INFORMATION GIVEN:

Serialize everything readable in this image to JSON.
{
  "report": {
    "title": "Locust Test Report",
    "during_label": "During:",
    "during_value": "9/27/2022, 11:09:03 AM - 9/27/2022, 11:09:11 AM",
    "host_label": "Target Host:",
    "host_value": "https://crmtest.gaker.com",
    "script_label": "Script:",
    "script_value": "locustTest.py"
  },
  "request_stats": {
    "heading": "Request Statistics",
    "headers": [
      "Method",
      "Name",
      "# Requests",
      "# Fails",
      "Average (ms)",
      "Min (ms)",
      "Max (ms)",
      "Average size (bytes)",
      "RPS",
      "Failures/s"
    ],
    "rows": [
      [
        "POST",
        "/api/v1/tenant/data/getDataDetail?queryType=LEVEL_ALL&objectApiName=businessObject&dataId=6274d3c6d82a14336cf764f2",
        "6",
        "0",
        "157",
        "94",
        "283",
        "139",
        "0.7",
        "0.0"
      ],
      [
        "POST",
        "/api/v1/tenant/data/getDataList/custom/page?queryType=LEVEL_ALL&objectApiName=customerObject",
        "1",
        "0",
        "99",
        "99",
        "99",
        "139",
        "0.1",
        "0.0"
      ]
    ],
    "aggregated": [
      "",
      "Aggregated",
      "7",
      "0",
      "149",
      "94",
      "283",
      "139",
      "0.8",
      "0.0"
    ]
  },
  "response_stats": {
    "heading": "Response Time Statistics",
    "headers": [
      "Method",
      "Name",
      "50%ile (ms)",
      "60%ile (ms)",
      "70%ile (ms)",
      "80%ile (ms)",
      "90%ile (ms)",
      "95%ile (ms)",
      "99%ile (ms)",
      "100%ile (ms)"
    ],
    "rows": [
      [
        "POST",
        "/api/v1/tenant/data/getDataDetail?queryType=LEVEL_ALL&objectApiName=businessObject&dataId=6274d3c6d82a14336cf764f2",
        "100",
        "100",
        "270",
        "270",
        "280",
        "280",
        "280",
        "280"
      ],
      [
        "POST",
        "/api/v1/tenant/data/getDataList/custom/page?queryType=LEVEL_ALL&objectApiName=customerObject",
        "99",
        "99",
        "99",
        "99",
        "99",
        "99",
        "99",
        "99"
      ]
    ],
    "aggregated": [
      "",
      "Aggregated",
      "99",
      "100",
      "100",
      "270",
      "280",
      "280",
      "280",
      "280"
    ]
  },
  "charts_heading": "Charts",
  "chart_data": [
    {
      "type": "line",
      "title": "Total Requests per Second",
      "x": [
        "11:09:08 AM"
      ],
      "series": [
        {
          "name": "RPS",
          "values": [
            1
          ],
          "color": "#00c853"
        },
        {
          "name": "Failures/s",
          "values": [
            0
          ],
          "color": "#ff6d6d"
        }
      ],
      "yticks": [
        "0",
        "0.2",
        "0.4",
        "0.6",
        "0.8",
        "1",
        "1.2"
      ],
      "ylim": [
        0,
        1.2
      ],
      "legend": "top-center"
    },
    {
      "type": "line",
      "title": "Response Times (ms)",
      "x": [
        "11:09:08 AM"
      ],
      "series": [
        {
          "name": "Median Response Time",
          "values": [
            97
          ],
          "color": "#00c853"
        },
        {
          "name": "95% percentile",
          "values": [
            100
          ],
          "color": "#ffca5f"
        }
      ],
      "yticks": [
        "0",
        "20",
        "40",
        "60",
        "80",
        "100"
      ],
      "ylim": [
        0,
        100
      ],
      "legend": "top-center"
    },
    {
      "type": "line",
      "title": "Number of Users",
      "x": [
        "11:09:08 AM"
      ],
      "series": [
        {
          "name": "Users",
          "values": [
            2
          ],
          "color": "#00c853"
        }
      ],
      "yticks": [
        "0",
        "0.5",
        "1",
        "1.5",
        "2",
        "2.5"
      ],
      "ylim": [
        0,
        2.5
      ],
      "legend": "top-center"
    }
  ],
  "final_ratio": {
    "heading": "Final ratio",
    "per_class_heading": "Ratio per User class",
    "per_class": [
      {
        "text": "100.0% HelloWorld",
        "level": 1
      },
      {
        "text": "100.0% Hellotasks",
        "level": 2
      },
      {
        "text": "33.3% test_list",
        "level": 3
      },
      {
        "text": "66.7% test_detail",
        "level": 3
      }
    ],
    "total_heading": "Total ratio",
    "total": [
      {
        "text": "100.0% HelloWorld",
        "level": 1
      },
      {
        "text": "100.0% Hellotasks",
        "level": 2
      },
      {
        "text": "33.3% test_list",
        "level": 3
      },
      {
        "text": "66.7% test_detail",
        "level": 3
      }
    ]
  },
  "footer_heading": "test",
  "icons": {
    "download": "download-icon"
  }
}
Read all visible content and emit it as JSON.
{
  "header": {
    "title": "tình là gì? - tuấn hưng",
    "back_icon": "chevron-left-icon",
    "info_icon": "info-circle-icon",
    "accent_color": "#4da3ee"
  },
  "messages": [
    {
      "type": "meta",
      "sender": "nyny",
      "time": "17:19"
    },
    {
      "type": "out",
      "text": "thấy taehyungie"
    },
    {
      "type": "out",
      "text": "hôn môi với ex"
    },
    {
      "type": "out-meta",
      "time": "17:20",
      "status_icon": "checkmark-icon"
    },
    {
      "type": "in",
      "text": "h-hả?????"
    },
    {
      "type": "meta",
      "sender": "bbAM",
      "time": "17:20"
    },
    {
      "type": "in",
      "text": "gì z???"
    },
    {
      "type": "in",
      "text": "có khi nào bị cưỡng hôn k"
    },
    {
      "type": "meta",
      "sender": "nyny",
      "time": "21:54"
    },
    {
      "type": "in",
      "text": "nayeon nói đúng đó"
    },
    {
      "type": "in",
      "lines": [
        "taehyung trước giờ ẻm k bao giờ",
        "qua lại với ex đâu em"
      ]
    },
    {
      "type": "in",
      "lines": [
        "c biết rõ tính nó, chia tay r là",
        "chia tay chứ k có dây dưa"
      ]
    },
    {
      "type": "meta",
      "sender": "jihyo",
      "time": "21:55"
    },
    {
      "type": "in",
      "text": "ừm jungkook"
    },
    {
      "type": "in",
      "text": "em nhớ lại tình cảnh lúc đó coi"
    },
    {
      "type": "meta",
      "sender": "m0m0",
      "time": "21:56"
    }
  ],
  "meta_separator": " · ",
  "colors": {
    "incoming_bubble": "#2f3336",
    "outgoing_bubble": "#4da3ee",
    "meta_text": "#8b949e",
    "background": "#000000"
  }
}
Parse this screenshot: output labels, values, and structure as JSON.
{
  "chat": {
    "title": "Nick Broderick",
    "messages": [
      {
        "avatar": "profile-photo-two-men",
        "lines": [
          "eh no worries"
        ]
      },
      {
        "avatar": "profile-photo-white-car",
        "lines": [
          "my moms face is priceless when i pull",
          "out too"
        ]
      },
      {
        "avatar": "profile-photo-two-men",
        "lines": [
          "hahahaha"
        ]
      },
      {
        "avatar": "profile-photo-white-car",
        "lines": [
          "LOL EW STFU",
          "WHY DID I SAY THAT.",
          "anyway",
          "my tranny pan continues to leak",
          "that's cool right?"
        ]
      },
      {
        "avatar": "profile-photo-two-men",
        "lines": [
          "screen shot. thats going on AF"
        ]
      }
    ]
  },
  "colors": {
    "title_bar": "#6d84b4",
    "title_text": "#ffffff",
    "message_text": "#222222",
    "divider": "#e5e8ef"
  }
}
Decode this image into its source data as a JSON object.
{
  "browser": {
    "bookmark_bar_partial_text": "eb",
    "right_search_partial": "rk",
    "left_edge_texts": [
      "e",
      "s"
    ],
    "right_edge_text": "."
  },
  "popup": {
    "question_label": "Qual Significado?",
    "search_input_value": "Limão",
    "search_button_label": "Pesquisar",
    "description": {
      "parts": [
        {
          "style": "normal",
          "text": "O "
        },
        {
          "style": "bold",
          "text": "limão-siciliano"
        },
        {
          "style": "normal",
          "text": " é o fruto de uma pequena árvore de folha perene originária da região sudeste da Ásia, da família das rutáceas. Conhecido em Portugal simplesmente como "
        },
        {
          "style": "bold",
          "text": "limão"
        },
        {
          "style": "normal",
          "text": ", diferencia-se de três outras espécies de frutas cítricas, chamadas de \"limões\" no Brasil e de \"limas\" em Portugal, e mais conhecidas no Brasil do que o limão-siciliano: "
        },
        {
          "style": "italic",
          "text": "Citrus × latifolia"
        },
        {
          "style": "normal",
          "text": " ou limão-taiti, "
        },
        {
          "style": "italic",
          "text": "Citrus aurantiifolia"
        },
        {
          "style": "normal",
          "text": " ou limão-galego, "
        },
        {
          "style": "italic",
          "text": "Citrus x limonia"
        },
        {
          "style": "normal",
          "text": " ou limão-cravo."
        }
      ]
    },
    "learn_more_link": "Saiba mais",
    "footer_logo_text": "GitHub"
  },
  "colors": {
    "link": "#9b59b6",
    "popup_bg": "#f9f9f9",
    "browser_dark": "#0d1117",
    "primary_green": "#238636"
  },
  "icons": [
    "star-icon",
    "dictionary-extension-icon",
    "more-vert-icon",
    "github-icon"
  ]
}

TASK DETAILS: Tally the lines of the records holding the word "sender", then give only the resulting number.

WORKED SOLUTION: 5